(Collected data entries)

++++++

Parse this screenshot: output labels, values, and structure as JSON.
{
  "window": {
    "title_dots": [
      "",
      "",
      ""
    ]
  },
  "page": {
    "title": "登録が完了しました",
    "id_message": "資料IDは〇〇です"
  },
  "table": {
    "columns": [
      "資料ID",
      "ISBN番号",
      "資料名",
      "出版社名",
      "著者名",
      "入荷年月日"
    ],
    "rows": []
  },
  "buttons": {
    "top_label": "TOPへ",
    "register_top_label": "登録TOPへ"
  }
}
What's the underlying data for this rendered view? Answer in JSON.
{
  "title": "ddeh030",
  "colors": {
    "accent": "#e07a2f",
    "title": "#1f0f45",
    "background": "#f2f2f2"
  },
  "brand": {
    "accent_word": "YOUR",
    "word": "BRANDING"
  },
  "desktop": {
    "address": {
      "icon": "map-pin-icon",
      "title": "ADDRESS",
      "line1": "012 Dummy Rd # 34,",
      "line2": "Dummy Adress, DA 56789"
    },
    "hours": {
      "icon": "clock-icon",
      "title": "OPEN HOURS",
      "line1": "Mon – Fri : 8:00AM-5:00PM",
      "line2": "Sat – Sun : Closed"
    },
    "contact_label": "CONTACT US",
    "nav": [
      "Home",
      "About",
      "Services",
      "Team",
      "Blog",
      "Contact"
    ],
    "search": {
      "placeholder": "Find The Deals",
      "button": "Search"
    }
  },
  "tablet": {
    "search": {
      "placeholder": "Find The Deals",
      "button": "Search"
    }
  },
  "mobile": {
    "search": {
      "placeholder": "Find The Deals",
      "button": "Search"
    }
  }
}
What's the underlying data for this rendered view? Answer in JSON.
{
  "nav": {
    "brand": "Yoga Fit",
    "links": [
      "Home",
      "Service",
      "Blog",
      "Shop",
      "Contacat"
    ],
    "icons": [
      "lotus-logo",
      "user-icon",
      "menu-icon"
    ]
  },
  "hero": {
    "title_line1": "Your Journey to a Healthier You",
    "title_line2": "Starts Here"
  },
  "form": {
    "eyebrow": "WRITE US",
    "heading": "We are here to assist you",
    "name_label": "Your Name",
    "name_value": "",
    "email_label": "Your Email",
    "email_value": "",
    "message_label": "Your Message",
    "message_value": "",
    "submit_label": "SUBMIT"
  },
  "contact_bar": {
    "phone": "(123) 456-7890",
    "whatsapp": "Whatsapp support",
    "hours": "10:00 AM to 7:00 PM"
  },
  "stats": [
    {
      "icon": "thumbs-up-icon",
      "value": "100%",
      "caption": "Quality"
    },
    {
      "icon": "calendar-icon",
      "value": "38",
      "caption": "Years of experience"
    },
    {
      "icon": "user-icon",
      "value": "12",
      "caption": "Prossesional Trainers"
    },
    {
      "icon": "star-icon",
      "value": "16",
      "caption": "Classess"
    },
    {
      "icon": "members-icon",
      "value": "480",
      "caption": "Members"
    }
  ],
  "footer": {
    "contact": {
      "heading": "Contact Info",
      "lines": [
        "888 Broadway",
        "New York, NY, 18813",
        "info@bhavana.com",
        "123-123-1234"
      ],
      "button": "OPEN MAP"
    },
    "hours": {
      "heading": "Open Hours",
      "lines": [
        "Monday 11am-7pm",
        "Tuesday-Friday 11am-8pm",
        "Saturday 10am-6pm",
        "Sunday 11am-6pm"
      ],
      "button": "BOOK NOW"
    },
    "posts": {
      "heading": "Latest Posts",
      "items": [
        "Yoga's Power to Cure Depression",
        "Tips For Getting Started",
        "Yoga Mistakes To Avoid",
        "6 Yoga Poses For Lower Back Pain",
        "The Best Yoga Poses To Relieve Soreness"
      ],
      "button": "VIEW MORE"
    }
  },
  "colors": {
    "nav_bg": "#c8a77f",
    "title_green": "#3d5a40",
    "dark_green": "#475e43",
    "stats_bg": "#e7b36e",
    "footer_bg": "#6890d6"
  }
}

++++++

▶ _EXERCISE DETAILS_
Give back all the data exactly as written.

▶ _RESPONSE TO THIS EXERCISE_
Parse this screenshot: output labels, values, and structure as JSON.
{
  "window": {
    "title_dots": [
      "",
      "",
      ""
    ]
  },
  "page": {
    "title": "登録が完了しました",
    "id_message": "資料IDは〇〇です"
  },
  "table": {
    "columns": [
      "資料ID",
      "ISBN番号",
      "資料名",
      "出版社名",
      "著者名",
      "入荷年月日"
    ],
    "rows": []
  },
  "buttons": {
    "top_label": "TOPへ",
    "register_top_label": "登録TOPへ"
  }
}
What's the underlying data for this rendered view? Answer in JSON.
{
  "title": "ddeh030",
  "colors": {
    "accent": "#e07a2f",
    "title": "#1f0f45",
    "background": "#f2f2f2"
  },
  "brand": {
    "accent_word": "YOUR",
    "word": "BRANDING"
  },
  "desktop": {
    "address": {
      "icon": "map-pin-icon",
      "title": "ADDRESS",
      "line1": "012 Dummy Rd # 34,",
      "line2": "Dummy Adress, DA 56789"
    },
    "hours": {
      "icon": "clock-icon",
      "title": "OPEN HOURS",
      "line1": "Mon – Fri : 8:00AM-5:00PM",
      "line2": "Sat – Sun : Closed"
    },
    "contact_label": "CONTACT US",
    "nav": [
      "Home",
      "About",
      "Services",
      "Team",
      "Blog",
      "Contact"
    ],
    "search": {
      "placeholder": "Find The Deals",
      "button": "Search"
    }
  },
  "tablet": {
    "search": {
      "placeholder": "Find The Deals",
      "button": "Search"
    }
  },
  "mobile": {
    "search": {
      "placeholder": "Find The Deals",
      "button": "Search"
    }
  }
}
What's the underlying data for this rendered view? Answer in JSON.
{
  "nav": {
    "brand": "Yoga Fit",
    "links": [
      "Home",
      "Service",
      "Blog",
      "Shop",
      "Contacat"
    ],
    "icons": [
      "lotus-logo",
      "user-icon",
      "menu-icon"
    ]
  },
  "hero": {
    "title_line1": "Your Journey to a Healthier You",
    "title_line2": "Starts Here"
  },
  "form": {
    "eyebrow": "WRITE US",
    "heading": "We are here to assist you",
    "name_label": "Your Name",
    "name_value": "",
    "email_label": "Your Email",
    "email_value": "",
    "message_label": "Your Message",
    "message_value": "",
    "submit_label": "SUBMIT"
  },
  "contact_bar": {
    "phone": "(123) 456-7890",
    "whatsapp": "Whatsapp support",
    "hours": "10:00 AM to 7:00 PM"
  },
  "stats": [
    {
      "icon": "thumbs-up-icon",
      "value": "100%",
      "caption": "Quality"
    },
    {
      "icon": "calendar-icon",
      "value": "38",
      "caption": "Years of experience"
    },
    {
      "icon": "user-icon",
      "value": "12",
      "caption": "Prossesional Trainers"
    },
    {
      "icon": "star-icon",
      "value": "16",
      "caption": "Classess"
    },
    {
      "icon": "members-icon",
      "value": "480",
      "caption": "Members"
    }
  ],
  "footer": {
    "contact": {
      "heading": "Contact Info",
      "lines": [
        "888 Broadway",
        "New York, NY, 18813",
        "info@bhavana.com",
        "123-123-1234"
      ],
      "button": "OPEN MAP"
    },
    "hours": {
      "heading": "Open Hours",
      "lines": [
        "Monday 11am-7pm",
        "Tuesday-Friday 11am-8pm",
        "Saturday 10am-6pm",
        "Sunday 11am-6pm"
      ],
      "button": "BOOK NOW"
    },
    "posts": {
      "heading": "Latest Posts",
      "items": [
        "Yoga's Power to Cure Depression",
        "Tips For Getting Started",
        "Yoga Mistakes To Avoid",
        "6 Yoga Poses For Lower Back Pain",
        "The Best Yoga Poses To Relieve Soreness"
      ],
      "button": "VIEW MORE"
    }
  },
  "colors": {
    "nav_bg": "#c8a77f",
    "title_green": "#3d5a40",
    "dark_green": "#475e43",
    "stats_bg": "#e7b36e",
    "footer_bg": "#6890d6"
  }
}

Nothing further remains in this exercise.